Goal:
Your answer should be one number: the count of lines in these entries that hold the word "Name".

[Collection entries]

----

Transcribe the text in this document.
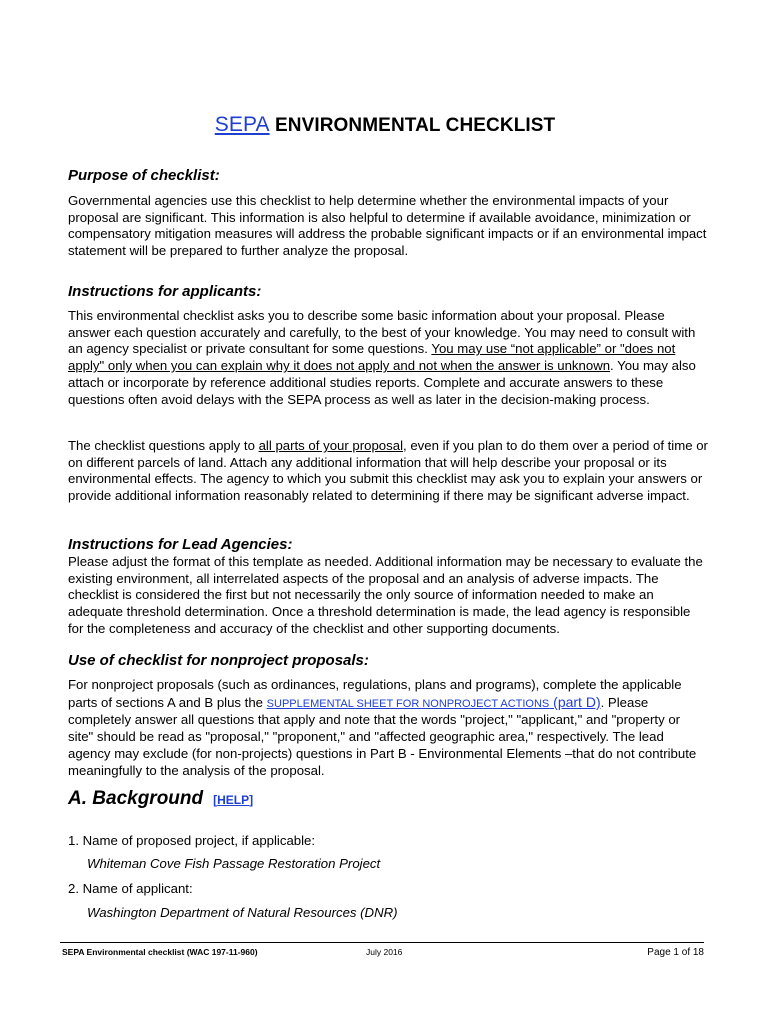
SEPA ENVIRONMENTAL CHECKLIST
Purpose of checklist:

Governmental agencies use this checklist to help determine whether the environmental impacts of your proposal are significant. This information is also helpful to determine if available avoidance, minimization or compensatory mitigation measures will address the probable significant impacts or if an environmental impact statement will be prepared to further analyze the proposal.

Instructions for applicants:

This environmental checklist asks you to describe some basic information about your proposal. Please answer each question accurately and carefully, to the best of your knowledge. You may need to consult with an agency specialist or private consultant for some questions. You may use “not applicable” or "does not apply" only when you can explain why it does not apply and not when the answer is unknown. You may also attach or incorporate by reference additional studies reports. Complete and accurate answers to these questions often avoid delays with the SEPA process as well as later in the decision-making process.

The checklist questions apply to all parts of your proposal, even if you plan to do them over a period of time or on different parcels of land. Attach any additional information that will help describe your proposal or its environmental effects. The agency to which you submit this checklist may ask you to explain your answers or provide additional information reasonably related to determining if there may be significant adverse impact.

Instructions for Lead Agencies:

Please adjust the format of this template as needed. Additional information may be necessary to evaluate the existing environment, all interrelated aspects of the proposal and an analysis of adverse impacts. The checklist is considered the first but not necessarily the only source of information needed to make an adequate threshold determination. Once a threshold determination is made, the lead agency is responsible for the completeness and accuracy of the checklist and other supporting documents.

Use of checklist for nonproject proposals:

For nonproject proposals (such as ordinances, regulations, plans and programs), complete the applicable parts of sections A and B plus the SUPPLEMENTAL SHEET FOR NONPROJECT ACTIONS (part D). Please completely answer all questions that apply and note that the words "project," "applicant," and "property or site" should be read as "proposal," "proponent," and "affected geographic area," respectively. The lead agency may exclude (for non-projects) questions in Part B - Environmental Elements –that do not contribute meaningfully to the analysis of the proposal.

A. Background [HELP]
1. Name of proposed project, if applicable:
Whiteman Cove Fish Passage Restoration Project
2. Name of applicant:
Washington Department of Natural Resources (DNR)
SEPA Environmental checklist (WAC 197-11-960)	July 2016	Page 1 of 18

----

Task answer:
2